(Data supplied)
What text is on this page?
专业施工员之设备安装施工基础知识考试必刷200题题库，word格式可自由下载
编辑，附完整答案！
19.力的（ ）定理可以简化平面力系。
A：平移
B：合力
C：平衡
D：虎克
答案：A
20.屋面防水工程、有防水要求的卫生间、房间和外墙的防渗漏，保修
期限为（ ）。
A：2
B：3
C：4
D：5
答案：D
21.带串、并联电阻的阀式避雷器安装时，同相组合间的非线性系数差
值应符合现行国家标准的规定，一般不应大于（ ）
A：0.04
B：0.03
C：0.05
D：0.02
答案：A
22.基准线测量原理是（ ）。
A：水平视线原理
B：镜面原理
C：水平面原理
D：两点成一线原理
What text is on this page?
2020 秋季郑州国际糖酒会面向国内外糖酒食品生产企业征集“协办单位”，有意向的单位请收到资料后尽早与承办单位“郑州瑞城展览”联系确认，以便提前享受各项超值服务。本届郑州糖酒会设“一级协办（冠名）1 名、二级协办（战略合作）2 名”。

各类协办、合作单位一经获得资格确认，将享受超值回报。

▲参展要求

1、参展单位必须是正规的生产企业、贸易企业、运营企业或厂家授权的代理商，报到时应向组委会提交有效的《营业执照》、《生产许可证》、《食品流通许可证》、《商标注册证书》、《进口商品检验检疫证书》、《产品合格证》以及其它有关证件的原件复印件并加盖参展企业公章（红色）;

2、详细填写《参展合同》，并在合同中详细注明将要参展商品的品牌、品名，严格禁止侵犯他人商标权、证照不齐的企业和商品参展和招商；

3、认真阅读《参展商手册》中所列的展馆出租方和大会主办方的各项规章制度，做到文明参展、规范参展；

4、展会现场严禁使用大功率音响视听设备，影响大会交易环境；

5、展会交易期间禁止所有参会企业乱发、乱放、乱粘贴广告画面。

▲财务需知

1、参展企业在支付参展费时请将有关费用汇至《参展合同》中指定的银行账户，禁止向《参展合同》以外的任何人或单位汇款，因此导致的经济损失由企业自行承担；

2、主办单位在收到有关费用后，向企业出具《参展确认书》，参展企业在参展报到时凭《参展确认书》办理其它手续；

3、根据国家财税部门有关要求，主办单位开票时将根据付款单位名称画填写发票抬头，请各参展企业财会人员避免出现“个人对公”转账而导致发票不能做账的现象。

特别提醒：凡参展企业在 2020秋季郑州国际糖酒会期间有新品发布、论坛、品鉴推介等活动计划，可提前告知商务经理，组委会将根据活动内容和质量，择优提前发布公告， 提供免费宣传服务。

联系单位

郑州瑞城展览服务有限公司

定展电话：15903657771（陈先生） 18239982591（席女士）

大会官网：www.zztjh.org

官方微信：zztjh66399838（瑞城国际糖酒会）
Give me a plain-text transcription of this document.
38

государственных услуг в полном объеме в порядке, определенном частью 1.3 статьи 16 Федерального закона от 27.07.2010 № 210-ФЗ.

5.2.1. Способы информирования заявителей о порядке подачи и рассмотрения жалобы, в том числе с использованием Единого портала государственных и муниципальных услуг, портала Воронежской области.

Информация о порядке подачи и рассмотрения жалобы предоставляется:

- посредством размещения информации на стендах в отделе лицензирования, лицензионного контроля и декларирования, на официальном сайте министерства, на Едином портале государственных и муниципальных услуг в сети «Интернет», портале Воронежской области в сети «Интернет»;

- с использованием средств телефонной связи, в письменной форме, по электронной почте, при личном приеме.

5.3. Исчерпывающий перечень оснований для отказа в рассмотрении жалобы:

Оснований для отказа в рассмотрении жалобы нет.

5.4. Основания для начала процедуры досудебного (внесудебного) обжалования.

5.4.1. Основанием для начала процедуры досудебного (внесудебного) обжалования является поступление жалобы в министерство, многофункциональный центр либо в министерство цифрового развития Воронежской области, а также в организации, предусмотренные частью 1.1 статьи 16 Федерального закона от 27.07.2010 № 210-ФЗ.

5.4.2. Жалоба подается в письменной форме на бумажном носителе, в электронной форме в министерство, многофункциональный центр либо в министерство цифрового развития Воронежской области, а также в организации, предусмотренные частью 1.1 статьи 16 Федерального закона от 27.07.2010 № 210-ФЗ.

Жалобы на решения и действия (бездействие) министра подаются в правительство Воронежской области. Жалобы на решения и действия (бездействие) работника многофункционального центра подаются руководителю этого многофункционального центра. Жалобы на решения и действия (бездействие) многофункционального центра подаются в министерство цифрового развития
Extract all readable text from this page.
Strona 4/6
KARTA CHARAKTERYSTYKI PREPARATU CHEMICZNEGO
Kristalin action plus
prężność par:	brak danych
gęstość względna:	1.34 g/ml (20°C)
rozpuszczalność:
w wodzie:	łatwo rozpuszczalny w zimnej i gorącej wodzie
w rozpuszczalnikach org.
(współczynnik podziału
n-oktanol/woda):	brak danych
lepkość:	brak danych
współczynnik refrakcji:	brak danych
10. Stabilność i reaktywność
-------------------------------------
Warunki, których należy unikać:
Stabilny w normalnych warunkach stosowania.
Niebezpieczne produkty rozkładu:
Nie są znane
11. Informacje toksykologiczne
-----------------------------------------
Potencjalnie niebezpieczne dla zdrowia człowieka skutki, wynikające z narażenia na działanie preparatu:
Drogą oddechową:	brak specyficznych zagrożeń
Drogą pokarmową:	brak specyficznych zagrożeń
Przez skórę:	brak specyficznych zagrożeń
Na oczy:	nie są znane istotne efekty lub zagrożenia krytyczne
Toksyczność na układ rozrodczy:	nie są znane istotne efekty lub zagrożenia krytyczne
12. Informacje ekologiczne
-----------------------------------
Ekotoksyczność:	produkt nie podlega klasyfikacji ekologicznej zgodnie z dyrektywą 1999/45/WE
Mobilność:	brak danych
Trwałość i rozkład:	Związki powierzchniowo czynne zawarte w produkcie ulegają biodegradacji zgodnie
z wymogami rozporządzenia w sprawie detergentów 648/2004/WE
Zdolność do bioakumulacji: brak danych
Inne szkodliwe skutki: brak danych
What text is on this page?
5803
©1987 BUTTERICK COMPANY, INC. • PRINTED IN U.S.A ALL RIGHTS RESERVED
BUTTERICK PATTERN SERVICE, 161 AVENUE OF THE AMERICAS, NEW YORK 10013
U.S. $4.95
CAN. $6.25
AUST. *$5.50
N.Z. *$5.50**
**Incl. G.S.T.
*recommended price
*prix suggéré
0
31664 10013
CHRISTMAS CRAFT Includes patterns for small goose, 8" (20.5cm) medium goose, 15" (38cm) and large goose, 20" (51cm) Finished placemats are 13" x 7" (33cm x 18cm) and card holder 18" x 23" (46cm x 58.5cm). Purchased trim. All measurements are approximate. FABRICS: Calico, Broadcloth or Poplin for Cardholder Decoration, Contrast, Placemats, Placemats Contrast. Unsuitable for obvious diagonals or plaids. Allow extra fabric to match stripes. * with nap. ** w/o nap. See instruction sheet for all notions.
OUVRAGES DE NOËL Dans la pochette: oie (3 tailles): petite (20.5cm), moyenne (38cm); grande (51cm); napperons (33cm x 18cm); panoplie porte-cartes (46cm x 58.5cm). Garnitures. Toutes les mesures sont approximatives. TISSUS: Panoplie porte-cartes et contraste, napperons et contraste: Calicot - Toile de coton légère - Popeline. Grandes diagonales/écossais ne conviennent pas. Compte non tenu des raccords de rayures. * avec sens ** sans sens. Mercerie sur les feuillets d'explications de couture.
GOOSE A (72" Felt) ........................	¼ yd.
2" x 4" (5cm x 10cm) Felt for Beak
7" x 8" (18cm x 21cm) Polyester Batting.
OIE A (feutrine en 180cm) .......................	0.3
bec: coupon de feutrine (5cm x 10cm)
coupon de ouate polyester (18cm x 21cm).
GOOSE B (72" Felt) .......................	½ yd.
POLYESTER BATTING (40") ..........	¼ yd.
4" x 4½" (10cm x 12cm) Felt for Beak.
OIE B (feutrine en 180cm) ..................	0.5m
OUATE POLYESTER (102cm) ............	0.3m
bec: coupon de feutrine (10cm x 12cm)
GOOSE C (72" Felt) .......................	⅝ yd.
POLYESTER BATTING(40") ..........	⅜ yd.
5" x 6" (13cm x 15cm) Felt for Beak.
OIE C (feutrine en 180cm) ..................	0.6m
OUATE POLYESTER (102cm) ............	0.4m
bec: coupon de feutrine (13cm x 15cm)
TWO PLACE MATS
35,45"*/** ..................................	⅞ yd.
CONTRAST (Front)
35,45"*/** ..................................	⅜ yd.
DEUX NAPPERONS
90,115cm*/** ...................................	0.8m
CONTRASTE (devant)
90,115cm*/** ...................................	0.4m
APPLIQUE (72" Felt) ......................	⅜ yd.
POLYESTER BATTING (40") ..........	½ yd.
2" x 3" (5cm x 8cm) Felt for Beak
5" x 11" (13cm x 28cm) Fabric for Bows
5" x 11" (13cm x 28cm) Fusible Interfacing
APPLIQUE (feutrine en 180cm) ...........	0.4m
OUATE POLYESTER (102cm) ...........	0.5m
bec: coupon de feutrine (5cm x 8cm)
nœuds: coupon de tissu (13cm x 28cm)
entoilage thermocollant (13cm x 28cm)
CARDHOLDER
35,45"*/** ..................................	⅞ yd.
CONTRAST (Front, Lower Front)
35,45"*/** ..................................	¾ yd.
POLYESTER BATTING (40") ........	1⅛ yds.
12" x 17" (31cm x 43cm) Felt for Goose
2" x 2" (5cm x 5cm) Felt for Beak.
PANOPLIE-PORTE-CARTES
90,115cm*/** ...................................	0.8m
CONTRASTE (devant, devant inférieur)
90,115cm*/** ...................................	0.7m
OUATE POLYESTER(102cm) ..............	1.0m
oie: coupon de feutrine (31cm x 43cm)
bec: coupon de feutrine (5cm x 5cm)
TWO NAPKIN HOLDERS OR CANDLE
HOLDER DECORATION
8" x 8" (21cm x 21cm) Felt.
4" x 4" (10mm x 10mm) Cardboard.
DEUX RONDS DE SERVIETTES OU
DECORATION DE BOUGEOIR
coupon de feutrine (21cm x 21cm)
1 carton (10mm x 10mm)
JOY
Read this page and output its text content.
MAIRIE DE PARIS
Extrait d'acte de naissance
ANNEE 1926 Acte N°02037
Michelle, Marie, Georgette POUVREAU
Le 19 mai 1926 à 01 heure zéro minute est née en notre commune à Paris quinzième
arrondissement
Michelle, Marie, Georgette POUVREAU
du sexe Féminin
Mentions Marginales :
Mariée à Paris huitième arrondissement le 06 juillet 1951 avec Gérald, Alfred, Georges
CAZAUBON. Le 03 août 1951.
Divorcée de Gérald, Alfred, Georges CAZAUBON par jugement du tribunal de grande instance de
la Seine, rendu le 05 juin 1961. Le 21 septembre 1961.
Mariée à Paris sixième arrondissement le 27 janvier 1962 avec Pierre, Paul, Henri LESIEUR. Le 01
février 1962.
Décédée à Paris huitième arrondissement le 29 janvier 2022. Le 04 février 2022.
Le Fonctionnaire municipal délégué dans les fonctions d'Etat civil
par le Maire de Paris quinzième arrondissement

(What is asked) Report how many lines above hold the string "подачи", giving nothing but the number.

(Correct response) 2